Brief: Produce an exact copy of all the records.

Material to process:
start
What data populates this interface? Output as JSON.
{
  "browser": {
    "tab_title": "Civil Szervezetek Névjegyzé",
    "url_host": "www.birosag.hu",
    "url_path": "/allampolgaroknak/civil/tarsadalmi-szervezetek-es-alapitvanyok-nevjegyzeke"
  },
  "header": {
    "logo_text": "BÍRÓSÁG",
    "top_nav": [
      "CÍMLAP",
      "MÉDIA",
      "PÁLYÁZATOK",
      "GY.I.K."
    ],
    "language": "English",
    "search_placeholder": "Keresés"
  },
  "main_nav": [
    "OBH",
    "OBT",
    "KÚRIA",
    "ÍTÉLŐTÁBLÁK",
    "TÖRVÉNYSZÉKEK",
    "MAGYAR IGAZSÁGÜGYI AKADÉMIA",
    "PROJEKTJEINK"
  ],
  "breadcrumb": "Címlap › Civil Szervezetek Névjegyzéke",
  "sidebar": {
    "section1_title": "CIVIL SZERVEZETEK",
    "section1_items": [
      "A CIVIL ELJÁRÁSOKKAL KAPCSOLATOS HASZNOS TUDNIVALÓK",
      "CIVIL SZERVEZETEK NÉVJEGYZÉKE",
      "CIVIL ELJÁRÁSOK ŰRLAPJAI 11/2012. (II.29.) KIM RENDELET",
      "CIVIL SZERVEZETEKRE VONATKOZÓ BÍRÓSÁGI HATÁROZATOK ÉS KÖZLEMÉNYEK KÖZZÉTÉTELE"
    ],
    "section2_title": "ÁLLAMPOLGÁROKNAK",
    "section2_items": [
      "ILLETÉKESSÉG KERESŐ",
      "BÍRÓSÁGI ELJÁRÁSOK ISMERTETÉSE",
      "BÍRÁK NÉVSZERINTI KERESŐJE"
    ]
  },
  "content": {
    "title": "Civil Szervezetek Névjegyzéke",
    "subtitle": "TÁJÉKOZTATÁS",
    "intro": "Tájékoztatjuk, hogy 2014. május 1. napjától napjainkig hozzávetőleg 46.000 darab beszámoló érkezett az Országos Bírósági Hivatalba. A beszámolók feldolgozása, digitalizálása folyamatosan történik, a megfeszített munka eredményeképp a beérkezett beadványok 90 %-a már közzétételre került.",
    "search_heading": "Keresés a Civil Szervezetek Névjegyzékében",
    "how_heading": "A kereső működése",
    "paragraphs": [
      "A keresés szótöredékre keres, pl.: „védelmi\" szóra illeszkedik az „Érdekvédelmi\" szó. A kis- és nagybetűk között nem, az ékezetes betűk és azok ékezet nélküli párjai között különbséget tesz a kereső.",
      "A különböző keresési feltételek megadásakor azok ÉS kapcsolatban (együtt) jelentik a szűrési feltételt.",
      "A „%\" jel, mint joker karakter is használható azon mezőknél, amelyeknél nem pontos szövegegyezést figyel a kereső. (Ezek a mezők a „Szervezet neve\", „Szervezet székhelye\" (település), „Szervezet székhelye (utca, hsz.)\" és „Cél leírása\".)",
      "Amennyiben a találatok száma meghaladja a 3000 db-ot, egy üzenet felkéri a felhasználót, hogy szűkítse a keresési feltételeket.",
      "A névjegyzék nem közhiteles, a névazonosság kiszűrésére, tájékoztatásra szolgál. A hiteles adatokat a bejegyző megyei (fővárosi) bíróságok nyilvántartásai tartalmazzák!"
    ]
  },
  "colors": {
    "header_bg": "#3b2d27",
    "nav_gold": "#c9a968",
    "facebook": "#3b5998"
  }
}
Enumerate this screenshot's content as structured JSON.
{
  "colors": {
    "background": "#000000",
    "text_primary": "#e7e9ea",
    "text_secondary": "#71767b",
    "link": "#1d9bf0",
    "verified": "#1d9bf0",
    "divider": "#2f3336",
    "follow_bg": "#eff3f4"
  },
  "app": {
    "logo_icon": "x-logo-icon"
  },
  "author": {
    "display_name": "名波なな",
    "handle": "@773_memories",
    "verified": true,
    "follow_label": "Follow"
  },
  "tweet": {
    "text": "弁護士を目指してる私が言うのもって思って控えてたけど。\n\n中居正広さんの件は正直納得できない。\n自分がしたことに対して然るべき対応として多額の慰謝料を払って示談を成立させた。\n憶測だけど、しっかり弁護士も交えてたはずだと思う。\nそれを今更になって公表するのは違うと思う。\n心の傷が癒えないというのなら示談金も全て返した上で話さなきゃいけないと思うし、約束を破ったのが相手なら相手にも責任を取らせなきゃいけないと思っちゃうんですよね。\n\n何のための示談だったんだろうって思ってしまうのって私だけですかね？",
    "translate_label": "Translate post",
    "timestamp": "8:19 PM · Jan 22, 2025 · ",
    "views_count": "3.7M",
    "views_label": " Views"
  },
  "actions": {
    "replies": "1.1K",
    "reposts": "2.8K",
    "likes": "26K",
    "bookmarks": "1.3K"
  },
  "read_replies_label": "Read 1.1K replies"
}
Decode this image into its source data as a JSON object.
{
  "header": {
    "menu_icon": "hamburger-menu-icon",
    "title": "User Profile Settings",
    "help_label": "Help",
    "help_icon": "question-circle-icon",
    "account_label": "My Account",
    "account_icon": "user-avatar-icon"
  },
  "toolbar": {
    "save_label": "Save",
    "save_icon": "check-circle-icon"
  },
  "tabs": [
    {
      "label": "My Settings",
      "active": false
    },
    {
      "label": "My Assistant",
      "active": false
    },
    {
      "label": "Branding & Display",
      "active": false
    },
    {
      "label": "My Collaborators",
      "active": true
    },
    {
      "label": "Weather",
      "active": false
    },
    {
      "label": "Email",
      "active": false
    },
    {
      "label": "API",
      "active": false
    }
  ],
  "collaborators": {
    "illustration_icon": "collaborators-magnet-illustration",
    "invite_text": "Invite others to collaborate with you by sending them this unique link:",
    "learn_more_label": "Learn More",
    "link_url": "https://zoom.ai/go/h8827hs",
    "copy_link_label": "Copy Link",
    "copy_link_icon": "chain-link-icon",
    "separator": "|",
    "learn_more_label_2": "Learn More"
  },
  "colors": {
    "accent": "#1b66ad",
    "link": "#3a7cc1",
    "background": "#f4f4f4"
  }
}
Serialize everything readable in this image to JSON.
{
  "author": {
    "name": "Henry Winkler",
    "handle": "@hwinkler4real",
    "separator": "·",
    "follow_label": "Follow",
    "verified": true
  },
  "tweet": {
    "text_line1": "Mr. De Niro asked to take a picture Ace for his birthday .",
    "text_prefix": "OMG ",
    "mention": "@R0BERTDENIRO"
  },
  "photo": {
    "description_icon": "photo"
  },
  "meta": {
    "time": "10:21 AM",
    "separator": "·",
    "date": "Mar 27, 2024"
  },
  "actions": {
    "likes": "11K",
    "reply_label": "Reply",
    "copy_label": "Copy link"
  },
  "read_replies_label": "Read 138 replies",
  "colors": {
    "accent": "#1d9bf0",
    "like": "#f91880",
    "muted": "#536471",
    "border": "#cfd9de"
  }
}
end
Exercise solution:
What data populates this interface? Output as JSON.
{
  "browser": {
    "tab_title": "Civil Szervezetek Névjegyzé",
    "url_host": "www.birosag.hu",
    "url_path": "/allampolgaroknak/civil/tarsadalmi-szervezetek-es-alapitvanyok-nevjegyzeke"
  },
  "header": {
    "logo_text": "BÍRÓSÁG",
    "top_nav": [
      "CÍMLAP",
      "MÉDIA",
      "PÁLYÁZATOK",
      "GY.I.K."
    ],
    "language": "English",
    "search_placeholder": "Keresés"
  },
  "main_nav": [
    "OBH",
    "OBT",
    "KÚRIA",
    "ÍTÉLŐTÁBLÁK",
    "TÖRVÉNYSZÉKEK",
    "MAGYAR IGAZSÁGÜGYI AKADÉMIA",
    "PROJEKTJEINK"
  ],
  "breadcrumb": "Címlap › Civil Szervezetek Névjegyzéke",
  "sidebar": {
    "section1_title": "CIVIL SZERVEZETEK",
    "section1_items": [
      "A CIVIL ELJÁRÁSOKKAL KAPCSOLATOS HASZNOS TUDNIVALÓK",
      "CIVIL SZERVEZETEK NÉVJEGYZÉKE",
      "CIVIL ELJÁRÁSOK ŰRLAPJAI 11/2012. (II.29.) KIM RENDELET",
      "CIVIL SZERVEZETEKRE VONATKOZÓ BÍRÓSÁGI HATÁROZATOK ÉS KÖZLEMÉNYEK KÖZZÉTÉTELE"
    ],
    "section2_title": "ÁLLAMPOLGÁROKNAK",
    "section2_items": [
      "ILLETÉKESSÉG KERESŐ",
      "BÍRÓSÁGI ELJÁRÁSOK ISMERTETÉSE",
      "BÍRÁK NÉVSZERINTI KERESŐJE"
    ]
  },
  "content": {
    "title": "Civil Szervezetek Névjegyzéke",
    "subtitle": "TÁJÉKOZTATÁS",
    "intro": "Tájékoztatjuk, hogy 2014. május 1. napjától napjainkig hozzávetőleg 46.000 darab beszámoló érkezett az Országos Bírósági Hivatalba. A beszámolók feldolgozása, digitalizálása folyamatosan történik, a megfeszített munka eredményeképp a beérkezett beadványok 90 %-a már közzétételre került.",
    "search_heading": "Keresés a Civil Szervezetek Névjegyzékében",
    "how_heading": "A kereső működése",
    "paragraphs": [
      "A keresés szótöredékre keres, pl.: „védelmi\" szóra illeszkedik az „Érdekvédelmi\" szó. A kis- és nagybetűk között nem, az ékezetes betűk és azok ékezet nélküli párjai között különbséget tesz a kereső.",
      "A különböző keresési feltételek megadásakor azok ÉS kapcsolatban (együtt) jelentik a szűrési feltételt.",
      "A „%\" jel, mint joker karakter is használható azon mezőknél, amelyeknél nem pontos szövegegyezést figyel a kereső. (Ezek a mezők a „Szervezet neve\", „Szervezet székhelye\" (település), „Szervezet székhelye (utca, hsz.)\" és „Cél leírása\".)",
      "Amennyiben a találatok száma meghaladja a 3000 db-ot, egy üzenet felkéri a felhasználót, hogy szűkítse a keresési feltételeket.",
      "A névjegyzék nem közhiteles, a névazonosság kiszűrésére, tájékoztatásra szolgál. A hiteles adatokat a bejegyző megyei (fővárosi) bíróságok nyilvántartásai tartalmazzák!"
    ]
  },
  "colors": {
    "header_bg": "#3b2d27",
    "nav_gold": "#c9a968",
    "facebook": "#3b5998"
  }
}
Enumerate this screenshot's content as structured JSON.
{
  "colors": {
    "background": "#000000",
    "text_primary": "#e7e9ea",
    "text_secondary": "#71767b",
    "link": "#1d9bf0",
    "verified": "#1d9bf0",
    "divider": "#2f3336",
    "follow_bg": "#eff3f4"
  },
  "app": {
    "logo_icon": "x-logo-icon"
  },
  "author": {
    "display_name": "名波なな",
    "handle": "@773_memories",
    "verified": true,
    "follow_label": "Follow"
  },
  "tweet": {
    "text": "弁護士を目指してる私が言うのもって思って控えてたけど。\n\n中居正広さんの件は正直納得できない。\n自分がしたことに対して然るべき対応として多額の慰謝料を払って示談を成立させた。\n憶測だけど、しっかり弁護士も交えてたはずだと思う。\nそれを今更になって公表するのは違うと思う。\n心の傷が癒えないというのなら示談金も全て返した上で話さなきゃいけないと思うし、約束を破ったのが相手なら相手にも責任を取らせなきゃいけないと思っちゃうんですよね。\n\n何のための示談だったんだろうって思ってしまうのって私だけですかね？",
    "translate_label": "Translate post",
    "timestamp": "8:19 PM · Jan 22, 2025 · ",
    "views_count": "3.7M",
    "views_label": " Views"
  },
  "actions": {
    "replies": "1.1K",
    "reposts": "2.8K",
    "likes": "26K",
    "bookmarks": "1.3K"
  },
  "read_replies_label": "Read 1.1K replies"
}
Decode this image into its source data as a JSON object.
{
  "header": {
    "menu_icon": "hamburger-menu-icon",
    "title": "User Profile Settings",
    "help_label": "Help",
    "help_icon": "question-circle-icon",
    "account_label": "My Account",
    "account_icon": "user-avatar-icon"
  },
  "toolbar": {
    "save_label": "Save",
    "save_icon": "check-circle-icon"
  },
  "tabs": [
    {
      "label": "My Settings",
      "active": false
    },
    {
      "label": "My Assistant",
      "active": false
    },
    {
      "label": "Branding & Display",
      "active": false
    },
    {
      "label": "My Collaborators",
      "active": true
    },
    {
      "label": "Weather",
      "active": false
    },
    {
      "label": "Email",
      "active": false
    },
    {
      "label": "API",
      "active": false
    }
  ],
  "collaborators": {
    "illustration_icon": "collaborators-magnet-illustration",
    "invite_text": "Invite others to collaborate with you by sending them this unique link:",
    "learn_more_label": "Learn More",
    "link_url": "https://zoom.ai/go/h8827hs",
    "copy_link_label": "Copy Link",
    "copy_link_icon": "chain-link-icon",
    "separator": "|",
    "learn_more_label_2": "Learn More"
  },
  "colors": {
    "accent": "#1b66ad",
    "link": "#3a7cc1",
    "background": "#f4f4f4"
  }
}
Serialize everything readable in this image to JSON.
{
  "author": {
    "name": "Henry Winkler",
    "handle": "@hwinkler4real",
    "separator": "·",
    "follow_label": "Follow",
    "verified": true
  },
  "tweet": {
    "text_line1": "Mr. De Niro asked to take a picture Ace for his birthday .",
    "text_prefix": "OMG ",
    "mention": "@R0BERTDENIRO"
  },
  "photo": {
    "description_icon": "photo"
  },
  "meta": {
    "time": "10:21 AM",
    "separator": "·",
    "date": "Mar 27, 2024"
  },
  "actions": {
    "likes": "11K",
    "reply_label": "Reply",
    "copy_label": "Copy link"
  },
  "read_replies_label": "Read 138 replies",
  "colors": {
    "accent": "#1d9bf0",
    "like": "#f91880",
    "muted": "#536471",
    "border": "#cfd9de"
  }
}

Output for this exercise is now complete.